Input rows:
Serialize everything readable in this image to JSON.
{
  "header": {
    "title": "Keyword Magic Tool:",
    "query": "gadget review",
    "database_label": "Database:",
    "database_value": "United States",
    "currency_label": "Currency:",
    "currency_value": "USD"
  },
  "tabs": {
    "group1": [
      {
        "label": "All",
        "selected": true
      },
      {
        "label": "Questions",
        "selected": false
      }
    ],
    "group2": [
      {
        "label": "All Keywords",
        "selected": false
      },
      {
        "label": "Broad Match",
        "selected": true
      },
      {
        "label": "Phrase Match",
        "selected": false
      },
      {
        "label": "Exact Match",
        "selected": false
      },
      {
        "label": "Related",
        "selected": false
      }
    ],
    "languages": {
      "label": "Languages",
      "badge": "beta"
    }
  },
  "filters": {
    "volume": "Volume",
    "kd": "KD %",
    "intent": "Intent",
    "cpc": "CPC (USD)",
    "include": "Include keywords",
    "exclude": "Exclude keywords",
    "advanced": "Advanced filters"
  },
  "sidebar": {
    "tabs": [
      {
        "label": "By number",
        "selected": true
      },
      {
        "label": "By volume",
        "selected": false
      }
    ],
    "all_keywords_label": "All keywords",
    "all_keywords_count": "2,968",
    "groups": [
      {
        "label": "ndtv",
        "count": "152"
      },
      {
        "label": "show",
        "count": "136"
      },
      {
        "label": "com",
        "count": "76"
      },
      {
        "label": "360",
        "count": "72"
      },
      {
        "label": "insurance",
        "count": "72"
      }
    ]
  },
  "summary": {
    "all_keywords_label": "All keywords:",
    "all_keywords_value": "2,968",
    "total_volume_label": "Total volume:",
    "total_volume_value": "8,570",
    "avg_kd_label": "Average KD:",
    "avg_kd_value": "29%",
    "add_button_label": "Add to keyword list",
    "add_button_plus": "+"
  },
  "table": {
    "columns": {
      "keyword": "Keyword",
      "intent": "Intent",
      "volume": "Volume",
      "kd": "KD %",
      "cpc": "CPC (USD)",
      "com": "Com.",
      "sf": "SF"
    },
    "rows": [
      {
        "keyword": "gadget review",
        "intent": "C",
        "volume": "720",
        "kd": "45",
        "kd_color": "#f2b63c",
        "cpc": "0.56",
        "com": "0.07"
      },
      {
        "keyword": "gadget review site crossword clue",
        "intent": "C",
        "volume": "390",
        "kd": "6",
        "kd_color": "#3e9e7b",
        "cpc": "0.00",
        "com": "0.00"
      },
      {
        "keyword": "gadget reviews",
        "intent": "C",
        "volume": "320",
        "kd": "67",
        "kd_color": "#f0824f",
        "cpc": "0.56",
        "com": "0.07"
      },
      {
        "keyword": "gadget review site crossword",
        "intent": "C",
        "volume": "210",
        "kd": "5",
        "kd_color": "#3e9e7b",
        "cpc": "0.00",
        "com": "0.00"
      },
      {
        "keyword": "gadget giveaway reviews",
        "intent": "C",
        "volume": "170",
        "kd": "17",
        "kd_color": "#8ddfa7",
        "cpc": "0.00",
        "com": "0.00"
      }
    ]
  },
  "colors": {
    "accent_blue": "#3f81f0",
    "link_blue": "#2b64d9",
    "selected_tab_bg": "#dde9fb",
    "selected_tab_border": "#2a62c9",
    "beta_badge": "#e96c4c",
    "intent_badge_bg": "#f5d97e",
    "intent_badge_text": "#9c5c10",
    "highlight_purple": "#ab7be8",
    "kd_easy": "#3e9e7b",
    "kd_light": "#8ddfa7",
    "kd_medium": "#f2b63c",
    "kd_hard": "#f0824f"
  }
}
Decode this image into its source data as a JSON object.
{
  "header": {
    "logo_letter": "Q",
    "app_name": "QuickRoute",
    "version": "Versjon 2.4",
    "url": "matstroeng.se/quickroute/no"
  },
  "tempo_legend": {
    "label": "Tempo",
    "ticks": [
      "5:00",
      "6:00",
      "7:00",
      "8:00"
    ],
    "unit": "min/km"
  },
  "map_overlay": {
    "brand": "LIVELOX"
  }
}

Goal: Each entry must be reproduced verbatim.

Solution for this exercise:
Serialize everything readable in this image to JSON.
{
  "header": {
    "title": "Keyword Magic Tool:",
    "query": "gadget review",
    "database_label": "Database:",
    "database_value": "United States",
    "currency_label": "Currency:",
    "currency_value": "USD"
  },
  "tabs": {
    "group1": [
      {
        "label": "All",
        "selected": true
      },
      {
        "label": "Questions",
        "selected": false
      }
    ],
    "group2": [
      {
        "label": "All Keywords",
        "selected": false
      },
      {
        "label": "Broad Match",
        "selected": true
      },
      {
        "label": "Phrase Match",
        "selected": false
      },
      {
        "label": "Exact Match",
        "selected": false
      },
      {
        "label": "Related",
        "selected": false
      }
    ],
    "languages": {
      "label": "Languages",
      "badge": "beta"
    }
  },
  "filters": {
    "volume": "Volume",
    "kd": "KD %",
    "intent": "Intent",
    "cpc": "CPC (USD)",
    "include": "Include keywords",
    "exclude": "Exclude keywords",
    "advanced": "Advanced filters"
  },
  "sidebar": {
    "tabs": [
      {
        "label": "By number",
        "selected": true
      },
      {
        "label": "By volume",
        "selected": false
      }
    ],
    "all_keywords_label": "All keywords",
    "all_keywords_count": "2,968",
    "groups": [
      {
        "label": "ndtv",
        "count": "152"
      },
      {
        "label": "show",
        "count": "136"
      },
      {
        "label": "com",
        "count": "76"
      },
      {
        "label": "360",
        "count": "72"
      },
      {
        "label": "insurance",
        "count": "72"
      }
    ]
  },
  "summary": {
    "all_keywords_label": "All keywords:",
    "all_keywords_value": "2,968",
    "total_volume_label": "Total volume:",
    "total_volume_value": "8,570",
    "avg_kd_label": "Average KD:",
    "avg_kd_value": "29%",
    "add_button_label": "Add to keyword list",
    "add_button_plus": "+"
  },
  "table": {
    "columns": {
      "keyword": "Keyword",
      "intent": "Intent",
      "volume": "Volume",
      "kd": "KD %",
      "cpc": "CPC (USD)",
      "com": "Com.",
      "sf": "SF"
    },
    "rows": [
      {
        "keyword": "gadget review",
        "intent": "C",
        "volume": "720",
        "kd": "45",
        "kd_color": "#f2b63c",
        "cpc": "0.56",
        "com": "0.07"
      },
      {
        "keyword": "gadget review site crossword clue",
        "intent": "C",
        "volume": "390",
        "kd": "6",
        "kd_color": "#3e9e7b",
        "cpc": "0.00",
        "com": "0.00"
      },
      {
        "keyword": "gadget reviews",
        "intent": "C",
        "volume": "320",
        "kd": "67",
        "kd_color": "#f0824f",
        "cpc": "0.56",
        "com": "0.07"
      },
      {
        "keyword": "gadget review site crossword",
        "intent": "C",
        "volume": "210",
        "kd": "5",
        "kd_color": "#3e9e7b",
        "cpc": "0.00",
        "com": "0.00"
      },
      {
        "keyword": "gadget giveaway reviews",
        "intent": "C",
        "volume": "170",
        "kd": "17",
        "kd_color": "#8ddfa7",
        "cpc": "0.00",
        "com": "0.00"
      }
    ]
  },
  "colors": {
    "accent_blue": "#3f81f0",
    "link_blue": "#2b64d9",
    "selected_tab_bg": "#dde9fb",
    "selected_tab_border": "#2a62c9",
    "beta_badge": "#e96c4c",
    "intent_badge_bg": "#f5d97e",
    "intent_badge_text": "#9c5c10",
    "highlight_purple": "#ab7be8",
    "kd_easy": "#3e9e7b",
    "kd_light": "#8ddfa7",
    "kd_medium": "#f2b63c",
    "kd_hard": "#f0824f"
  }
}
Decode this image into its source data as a JSON object.
{
  "header": {
    "logo_letter": "Q",
    "app_name": "QuickRoute",
    "version": "Versjon 2.4",
    "url": "matstroeng.se/quickroute/no"
  },
  "tempo_legend": {
    "label": "Tempo",
    "ticks": [
      "5:00",
      "6:00",
      "7:00",
      "8:00"
    ],
    "unit": "min/km"
  },
  "map_overlay": {
    "brand": "LIVELOX"
  }
}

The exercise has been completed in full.